§ **AIM**: Type out all the records word for word. Any pictures are to be left out.

§ **EXCERPTED DATA**:
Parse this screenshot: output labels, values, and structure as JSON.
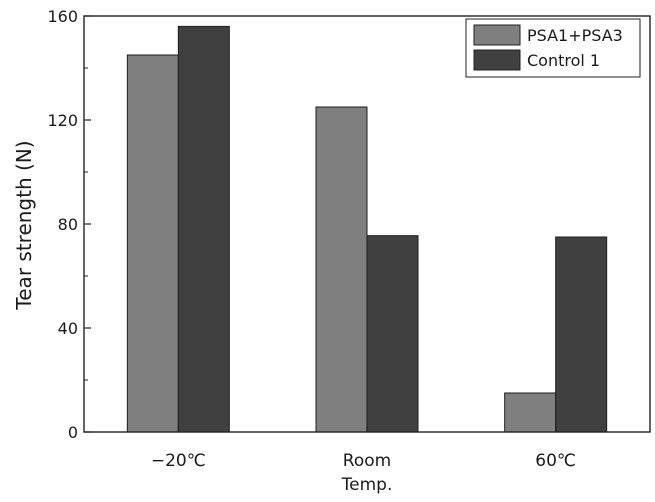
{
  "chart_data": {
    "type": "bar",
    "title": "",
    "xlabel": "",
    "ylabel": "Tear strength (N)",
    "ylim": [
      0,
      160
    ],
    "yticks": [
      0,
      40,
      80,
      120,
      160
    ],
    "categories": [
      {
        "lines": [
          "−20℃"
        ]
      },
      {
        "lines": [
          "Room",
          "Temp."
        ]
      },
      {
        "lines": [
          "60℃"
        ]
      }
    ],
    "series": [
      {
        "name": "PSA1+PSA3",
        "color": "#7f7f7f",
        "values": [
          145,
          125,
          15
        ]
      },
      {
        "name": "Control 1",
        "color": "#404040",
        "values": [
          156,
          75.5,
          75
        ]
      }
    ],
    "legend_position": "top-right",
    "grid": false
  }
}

§ **COMPLETE RESPONSE**:
Parse this screenshot: output labels, values, and structure as JSON.
{
  "chart_data": {
    "type": "bar",
    "title": "",
    "xlabel": "",
    "ylabel": "Tear strength (N)",
    "ylim": [
      0,
      160
    ],
    "yticks": [
      0,
      40,
      80,
      120,
      160
    ],
    "categories": [
      {
        "lines": [
          "−20℃"
        ]
      },
      {
        "lines": [
          "Room",
          "Temp."
        ]
      },
      {
        "lines": [
          "60℃"
        ]
      }
    ],
    "series": [
      {
        "name": "PSA1+PSA3",
        "color": "#7f7f7f",
        "values": [
          145,
          125,
          15
        ]
      },
      {
        "name": "Control 1",
        "color": "#404040",
        "values": [
          156,
          75.5,
          75
        ]
      }
    ],
    "legend_position": "top-right",
    "grid": false
  }
}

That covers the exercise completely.